To do - Turn everything from the line containing "Extract all elements" down to the line containing "table-cell-weight: 50 [211,93,402,126]" into a two-column CSV with the headers request and answer, one row per record, each value in a single quoted field with its line breaks replaced by spaces. Leave the pictures out.

The data -
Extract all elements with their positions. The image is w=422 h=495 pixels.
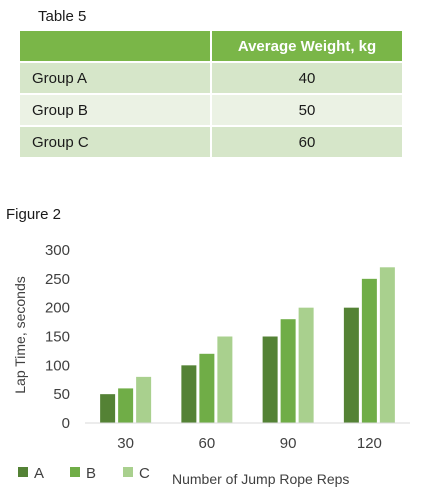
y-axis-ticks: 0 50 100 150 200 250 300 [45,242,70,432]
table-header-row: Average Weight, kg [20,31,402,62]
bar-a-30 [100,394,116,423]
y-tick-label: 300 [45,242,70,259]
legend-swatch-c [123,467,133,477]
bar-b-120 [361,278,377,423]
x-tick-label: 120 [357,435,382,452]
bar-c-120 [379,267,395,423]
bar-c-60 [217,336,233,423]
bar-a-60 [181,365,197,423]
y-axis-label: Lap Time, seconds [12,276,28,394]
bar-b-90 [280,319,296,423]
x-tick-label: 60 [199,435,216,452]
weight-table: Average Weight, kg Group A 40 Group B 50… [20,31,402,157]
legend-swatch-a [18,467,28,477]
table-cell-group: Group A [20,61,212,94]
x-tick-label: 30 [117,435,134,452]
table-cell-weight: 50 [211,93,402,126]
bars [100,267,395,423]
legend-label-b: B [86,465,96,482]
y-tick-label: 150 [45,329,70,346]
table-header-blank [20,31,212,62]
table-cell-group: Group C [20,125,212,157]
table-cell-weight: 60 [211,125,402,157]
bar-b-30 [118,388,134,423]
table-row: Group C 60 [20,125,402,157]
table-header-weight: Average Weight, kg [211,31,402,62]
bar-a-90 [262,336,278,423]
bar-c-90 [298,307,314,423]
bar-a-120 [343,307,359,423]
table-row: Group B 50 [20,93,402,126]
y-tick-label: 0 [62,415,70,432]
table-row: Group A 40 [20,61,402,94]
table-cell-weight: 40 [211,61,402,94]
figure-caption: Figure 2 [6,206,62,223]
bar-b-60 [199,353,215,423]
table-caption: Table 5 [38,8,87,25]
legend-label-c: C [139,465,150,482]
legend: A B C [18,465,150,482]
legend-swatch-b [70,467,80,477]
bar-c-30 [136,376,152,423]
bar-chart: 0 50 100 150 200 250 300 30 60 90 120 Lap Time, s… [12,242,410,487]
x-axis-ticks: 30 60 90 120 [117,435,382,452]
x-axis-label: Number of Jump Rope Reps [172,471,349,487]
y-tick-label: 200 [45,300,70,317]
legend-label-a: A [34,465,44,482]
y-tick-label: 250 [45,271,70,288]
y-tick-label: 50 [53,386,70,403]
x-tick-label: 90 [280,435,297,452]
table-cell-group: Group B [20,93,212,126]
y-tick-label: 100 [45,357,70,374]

* * *

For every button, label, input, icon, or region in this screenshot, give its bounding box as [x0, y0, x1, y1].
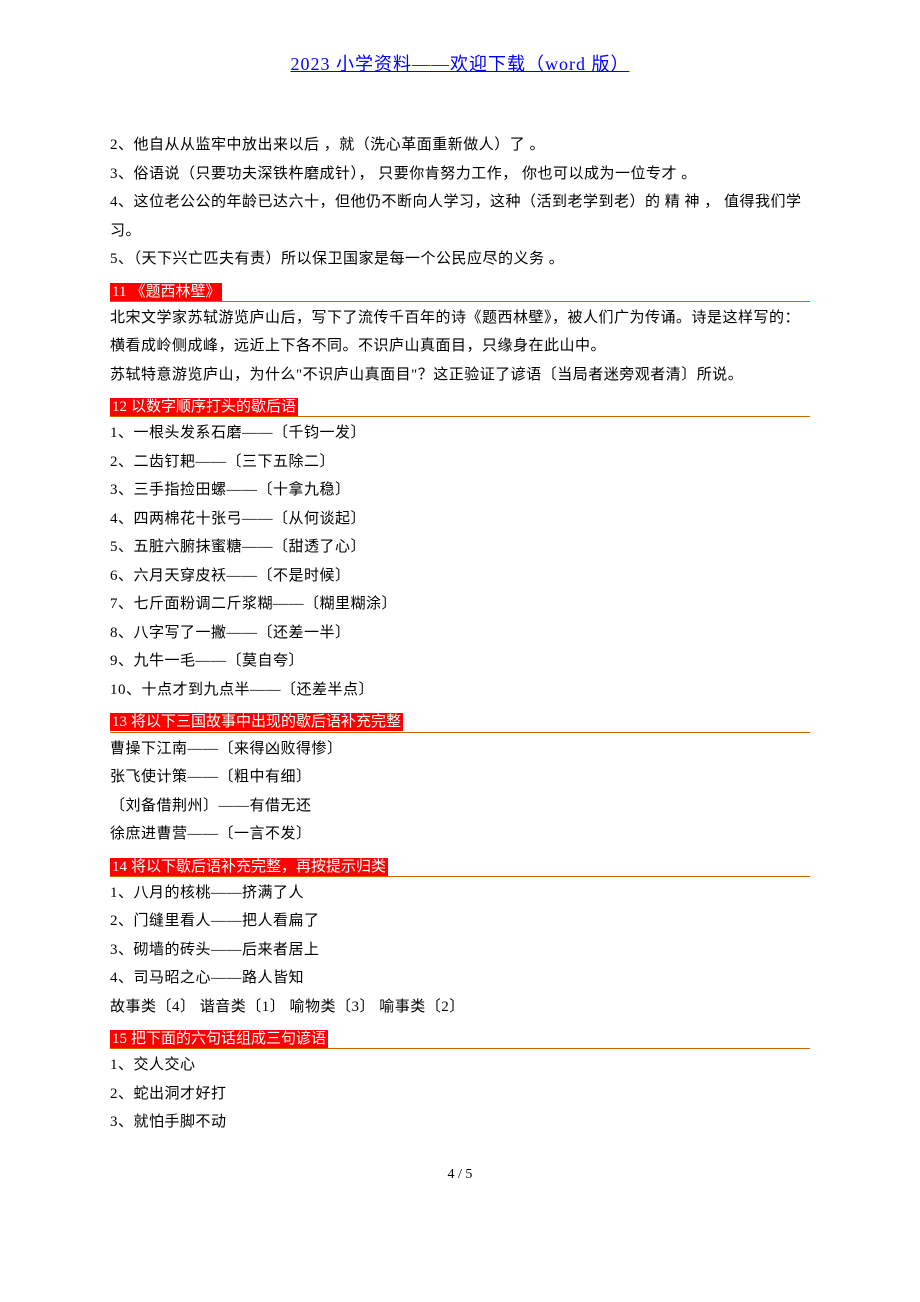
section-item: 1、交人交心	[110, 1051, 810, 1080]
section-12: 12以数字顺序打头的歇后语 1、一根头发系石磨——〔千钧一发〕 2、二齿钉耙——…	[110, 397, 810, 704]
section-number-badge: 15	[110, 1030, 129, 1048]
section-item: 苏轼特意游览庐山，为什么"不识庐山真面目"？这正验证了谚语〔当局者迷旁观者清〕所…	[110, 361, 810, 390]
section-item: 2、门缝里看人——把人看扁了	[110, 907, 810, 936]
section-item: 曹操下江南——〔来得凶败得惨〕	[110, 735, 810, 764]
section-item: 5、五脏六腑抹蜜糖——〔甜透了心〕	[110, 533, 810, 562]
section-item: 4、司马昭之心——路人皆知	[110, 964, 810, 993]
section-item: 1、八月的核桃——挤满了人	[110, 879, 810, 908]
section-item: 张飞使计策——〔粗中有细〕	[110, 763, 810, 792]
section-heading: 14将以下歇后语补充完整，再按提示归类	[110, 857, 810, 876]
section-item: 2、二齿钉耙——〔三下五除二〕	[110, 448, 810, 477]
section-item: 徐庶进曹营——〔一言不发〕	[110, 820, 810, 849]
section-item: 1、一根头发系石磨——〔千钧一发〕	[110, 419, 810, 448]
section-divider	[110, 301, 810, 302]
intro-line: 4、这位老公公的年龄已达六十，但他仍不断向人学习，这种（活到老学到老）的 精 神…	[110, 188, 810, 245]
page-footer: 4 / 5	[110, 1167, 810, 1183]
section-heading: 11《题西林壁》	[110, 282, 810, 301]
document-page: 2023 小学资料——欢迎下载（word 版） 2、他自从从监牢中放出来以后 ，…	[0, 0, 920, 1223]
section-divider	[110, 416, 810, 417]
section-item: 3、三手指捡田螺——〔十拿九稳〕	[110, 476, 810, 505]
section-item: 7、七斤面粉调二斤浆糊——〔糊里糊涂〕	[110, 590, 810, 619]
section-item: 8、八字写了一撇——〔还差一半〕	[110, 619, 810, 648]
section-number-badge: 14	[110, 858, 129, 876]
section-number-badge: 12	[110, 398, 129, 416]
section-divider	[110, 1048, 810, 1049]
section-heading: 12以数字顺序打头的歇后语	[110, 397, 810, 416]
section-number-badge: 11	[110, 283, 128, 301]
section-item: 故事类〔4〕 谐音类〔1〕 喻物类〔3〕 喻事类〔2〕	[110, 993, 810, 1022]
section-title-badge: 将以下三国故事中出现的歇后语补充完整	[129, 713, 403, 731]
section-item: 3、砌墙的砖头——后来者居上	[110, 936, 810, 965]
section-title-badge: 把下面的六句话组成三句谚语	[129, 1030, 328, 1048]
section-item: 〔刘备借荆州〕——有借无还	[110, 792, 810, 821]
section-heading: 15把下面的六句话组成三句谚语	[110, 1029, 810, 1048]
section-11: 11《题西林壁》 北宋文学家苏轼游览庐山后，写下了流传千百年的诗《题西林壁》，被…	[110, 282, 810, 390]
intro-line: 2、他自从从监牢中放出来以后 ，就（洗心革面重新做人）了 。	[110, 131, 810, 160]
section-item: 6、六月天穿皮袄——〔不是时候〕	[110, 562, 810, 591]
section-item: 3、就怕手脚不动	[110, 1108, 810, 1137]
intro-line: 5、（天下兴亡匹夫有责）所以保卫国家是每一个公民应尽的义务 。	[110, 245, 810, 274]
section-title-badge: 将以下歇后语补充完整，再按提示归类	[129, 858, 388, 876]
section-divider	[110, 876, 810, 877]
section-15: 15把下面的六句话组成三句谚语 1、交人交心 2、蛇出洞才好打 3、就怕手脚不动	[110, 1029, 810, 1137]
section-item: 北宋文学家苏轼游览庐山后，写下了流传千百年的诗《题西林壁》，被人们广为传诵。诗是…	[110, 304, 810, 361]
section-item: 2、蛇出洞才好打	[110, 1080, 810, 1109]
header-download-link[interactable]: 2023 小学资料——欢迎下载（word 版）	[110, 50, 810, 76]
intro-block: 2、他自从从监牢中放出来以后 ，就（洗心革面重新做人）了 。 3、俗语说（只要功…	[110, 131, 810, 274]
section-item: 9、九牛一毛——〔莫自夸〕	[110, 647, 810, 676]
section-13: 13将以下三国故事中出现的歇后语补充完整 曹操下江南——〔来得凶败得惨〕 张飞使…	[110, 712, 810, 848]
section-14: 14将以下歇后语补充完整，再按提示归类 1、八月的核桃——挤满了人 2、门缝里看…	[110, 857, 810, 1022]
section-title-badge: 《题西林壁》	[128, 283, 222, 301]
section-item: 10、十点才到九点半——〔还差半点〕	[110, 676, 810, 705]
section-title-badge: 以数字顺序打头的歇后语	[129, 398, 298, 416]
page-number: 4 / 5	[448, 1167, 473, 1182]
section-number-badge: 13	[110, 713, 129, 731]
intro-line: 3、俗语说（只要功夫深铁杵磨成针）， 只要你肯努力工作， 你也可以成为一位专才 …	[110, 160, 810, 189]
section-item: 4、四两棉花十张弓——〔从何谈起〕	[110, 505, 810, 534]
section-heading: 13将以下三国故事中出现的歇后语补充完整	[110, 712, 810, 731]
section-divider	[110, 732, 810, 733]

==

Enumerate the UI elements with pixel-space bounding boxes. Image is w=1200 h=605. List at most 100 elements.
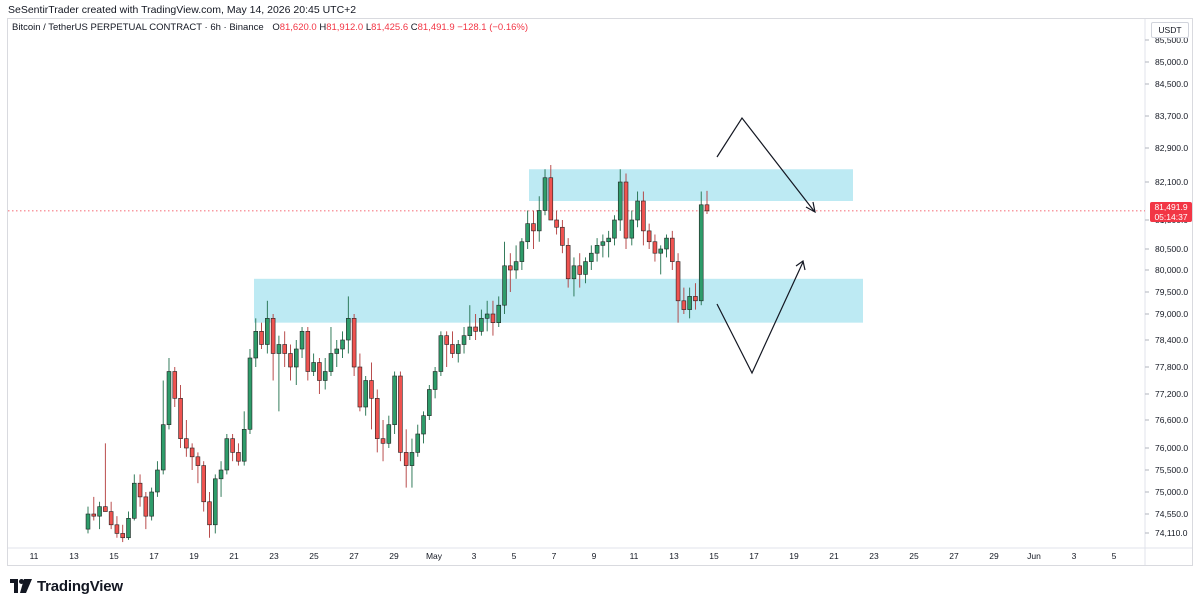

Output for this exercise -
request,answer
"Extract all elements with their positions. The image is w=422 h=495 pixels.","y-axis-ticks: 0 50 100 150 200 250 300 [45,242,70,432] table-header-row: Average Weight, kg [20,31,402,62] bar-a-30 [100,394,116,423] y-tick-label: 300 [45,242,70,259] legend-swatch-c [123,467,133,477] bar-b-120 [361,278,377,423] x-tick-label: 120 [357,435,382,452] bar-c-120 [379,267,395,423] bar-c-60 [217,336,233,423] bar-a-60 [181,365,197,423] y-axis-label: Lap Time, seconds [12,276,28,394] bar-b-90 [280,319,296,423] x-tick-label: 60 [199,435,216,452] weight-table: Average Weight, kg Group A 40 Group B 50… [20,31,402,157] legend-swatch-a [18,467,28,477] table-cell-group: Group A [20,61,212,94] x-tick-label: 30 [117,435,134,452] table-cell-weight: 50 [211,93,402,126]"